=== Work request 1 ===
Name every type of travel insurance that the travel insurance text describes in its bulleted list.
=== Work request 2 ===
Return the portion of the travel insurance text that starts with "2. Don’t automatically" and goes on through "vacations are nonrefundable.", word for word.

=== Passage provided ===
◇ ◇ ◇ ◇ ◇
Types of Travel Insurance?

The term “travel insurance” covers a myriad of products. There’s insurance to protect you if you have to cancel your trip (for certain, covered reasons), insurance for your family if you are in an airplane accident, and insurance to cover medical expenses when you’re out of the country.

  • Trip Cancellation Insurance. Trip cancellation insurance is offered by most cruise and tour companies as well as independent suppliers like TravelGuard and AIG. Most policies allow you to cancel only for specified reasons, such as a health emergency or a death in the family. Some policies also include work-related issues and loss of employment.
  • Travel Accident Insurance. Flight insurance, or travel accident insurance, pays your heirs a set amount should you be killed in a plane accident. This is rarely a good investment as the odds of your dying in a single airline crash are infinitesimal. It’s most often wiser to beef up your regular life insurance policy that will cover you no matter how you die.
  • Travel Medical Insurance. Many people don’t realize that most American health insurance policies don’t cover you if you should fall ill or have an accident outside of the United States. That includes Medicare and Medicaid. Medical travel insurance covers an individual or family for a set period of time in a finite set of countries. Most medical travel insurance policies do not cover pre-existing conditions (that is, illnesses resulting from a condition with which you’ve already been diagnosed, like heart disease or diabetes.) Some policies also exclude winter or extreme sports.
  • Car rental insurance. Car rental collision damage waivers and liability insurance are sold by car rental agencies and cover you should you be in an accident with their rental car. Many regular car insurance policies (for your own vehicle) and some credit card companies already provide you with this insurance. Car rental insurance is a good idea if you don’t have a car at home or if you are renting a car substantially more expensive than the vehicle you own.

Ways to Save on Travel Insurance

Travel insurance can be expensive, but there are ways to hold down the cost.  Here are just a few to consider:

1. Don’t duplicate coverage.  Don’t pay twice for coverage. For instance, if your credit card company offers car rental insurance, decline the coverage from the car rental agency. Similarly, if the trip cancellation insurance that you purchase from the tour operator or cruise company includes medical and/or life insurance, don’t purchase separate policies for those items.

2. Don’t automatically buy insurance from your travel supplier. Often, the coverage offered by your cruise company, travel agency or tour operator is the least expensive option, but not always. Be sure to compare the cost of this insurance with an independent supplier, such as TravelGuard or AIG.

3. Don’t buy trip cancellation insurance if your package is totally (or mostly) refundable. It sounds obvious, but make sure that you won’t automatically get your money back if you have to cancel your trip before you buy trip cancellation insurance. Not all vacations are nonrefundable.

Is Travel Insurance Really Necessary?

Whether you decide to purchase travel insurance is, like any insurance purchase, an individual decision. Everyone’s family and circumstances are different. To some, it may offer peace of mind; to others, it’s a waste of money. Whatever you decide, make sure to educate yourself about the cost and benefits of any policy you consider as well as the penalties involved with canceling your trip at the last minute, should that be necessary.

Do you purchase travel insurance when you go on vacation? Share your experiences.
◇ ◇ ◇ ◇ ◇
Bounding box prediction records
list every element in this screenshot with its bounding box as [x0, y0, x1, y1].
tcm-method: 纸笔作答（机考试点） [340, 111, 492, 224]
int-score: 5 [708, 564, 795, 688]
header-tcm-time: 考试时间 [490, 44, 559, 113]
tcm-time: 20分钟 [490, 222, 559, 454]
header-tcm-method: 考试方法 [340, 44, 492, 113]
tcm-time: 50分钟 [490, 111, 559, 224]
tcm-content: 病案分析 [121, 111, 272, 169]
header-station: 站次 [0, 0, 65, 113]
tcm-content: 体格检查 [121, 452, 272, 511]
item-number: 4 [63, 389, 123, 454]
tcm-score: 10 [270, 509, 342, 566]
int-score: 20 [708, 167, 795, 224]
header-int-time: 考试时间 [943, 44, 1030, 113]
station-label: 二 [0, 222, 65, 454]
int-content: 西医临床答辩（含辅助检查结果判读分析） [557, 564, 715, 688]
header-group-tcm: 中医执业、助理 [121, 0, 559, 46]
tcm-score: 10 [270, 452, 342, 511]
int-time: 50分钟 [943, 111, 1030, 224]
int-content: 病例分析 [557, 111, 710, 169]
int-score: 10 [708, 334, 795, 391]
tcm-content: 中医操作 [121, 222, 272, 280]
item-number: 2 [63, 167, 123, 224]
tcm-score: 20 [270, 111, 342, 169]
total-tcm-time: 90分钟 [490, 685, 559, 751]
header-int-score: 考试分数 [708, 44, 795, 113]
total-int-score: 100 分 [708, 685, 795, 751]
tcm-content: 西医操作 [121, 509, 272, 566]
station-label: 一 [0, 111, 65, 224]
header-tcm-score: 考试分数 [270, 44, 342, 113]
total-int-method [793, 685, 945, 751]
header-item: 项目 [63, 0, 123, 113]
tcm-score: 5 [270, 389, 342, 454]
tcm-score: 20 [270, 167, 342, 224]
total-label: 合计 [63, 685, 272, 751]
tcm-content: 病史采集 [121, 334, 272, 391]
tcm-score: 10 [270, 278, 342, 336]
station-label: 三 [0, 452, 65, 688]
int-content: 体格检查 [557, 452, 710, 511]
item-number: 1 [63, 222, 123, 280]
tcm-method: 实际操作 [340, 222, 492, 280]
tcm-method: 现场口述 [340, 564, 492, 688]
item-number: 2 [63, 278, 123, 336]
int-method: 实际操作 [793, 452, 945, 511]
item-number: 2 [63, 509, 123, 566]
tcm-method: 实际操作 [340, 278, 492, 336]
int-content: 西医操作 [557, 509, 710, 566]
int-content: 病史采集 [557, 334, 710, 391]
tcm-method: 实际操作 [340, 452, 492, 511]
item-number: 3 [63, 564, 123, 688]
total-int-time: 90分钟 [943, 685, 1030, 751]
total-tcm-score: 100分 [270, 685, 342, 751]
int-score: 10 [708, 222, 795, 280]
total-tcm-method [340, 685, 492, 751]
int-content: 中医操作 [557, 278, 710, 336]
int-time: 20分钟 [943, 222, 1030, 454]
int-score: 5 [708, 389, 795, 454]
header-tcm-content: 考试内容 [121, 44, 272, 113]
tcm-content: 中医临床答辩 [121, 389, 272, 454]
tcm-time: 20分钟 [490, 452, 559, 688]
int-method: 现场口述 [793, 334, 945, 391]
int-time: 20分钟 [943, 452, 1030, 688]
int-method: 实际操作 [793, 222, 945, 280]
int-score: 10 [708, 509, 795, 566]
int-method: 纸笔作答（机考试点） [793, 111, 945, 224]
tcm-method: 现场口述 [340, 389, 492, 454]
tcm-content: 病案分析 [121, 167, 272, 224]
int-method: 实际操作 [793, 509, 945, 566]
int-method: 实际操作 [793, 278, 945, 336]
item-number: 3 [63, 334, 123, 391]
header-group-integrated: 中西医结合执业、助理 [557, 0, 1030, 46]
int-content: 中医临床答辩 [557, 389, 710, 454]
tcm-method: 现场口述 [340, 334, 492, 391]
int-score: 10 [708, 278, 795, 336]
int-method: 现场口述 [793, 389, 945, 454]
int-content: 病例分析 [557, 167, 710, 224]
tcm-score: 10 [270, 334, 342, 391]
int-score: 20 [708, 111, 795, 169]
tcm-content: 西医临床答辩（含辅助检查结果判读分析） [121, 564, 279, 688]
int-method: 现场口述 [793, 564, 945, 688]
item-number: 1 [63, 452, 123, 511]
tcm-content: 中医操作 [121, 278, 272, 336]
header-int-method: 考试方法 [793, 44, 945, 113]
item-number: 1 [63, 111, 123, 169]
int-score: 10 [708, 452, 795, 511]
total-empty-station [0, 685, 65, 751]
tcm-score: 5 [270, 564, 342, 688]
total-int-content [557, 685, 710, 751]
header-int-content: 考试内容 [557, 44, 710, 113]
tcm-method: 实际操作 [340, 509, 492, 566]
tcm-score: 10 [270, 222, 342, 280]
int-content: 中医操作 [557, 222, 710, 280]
◇ ◇ ◇ ◇ ◇
=== Written response 1 ===
Trip cancellation insurance, travel accident insurance, travel medical insurance, and car rental insurance.

=== Written response 2 ===
2. Don’t automatically buy insurance from your travel supplier. Often, the coverage offered by your cruise company, travel agency or tour operator is the least expensive option, but not always. Be sure to compare the cost of this insurance with an independent supplier, such as TravelGuard or AIG.

3. Don’t buy trip cancellation insurance if your package is totally (or mostly) refundable. It sounds obvious, but make sure that you won’t automatically get your money back if you have to cancel your trip before you buy trip cancellation insurance. Not all vacations are nonrefundable.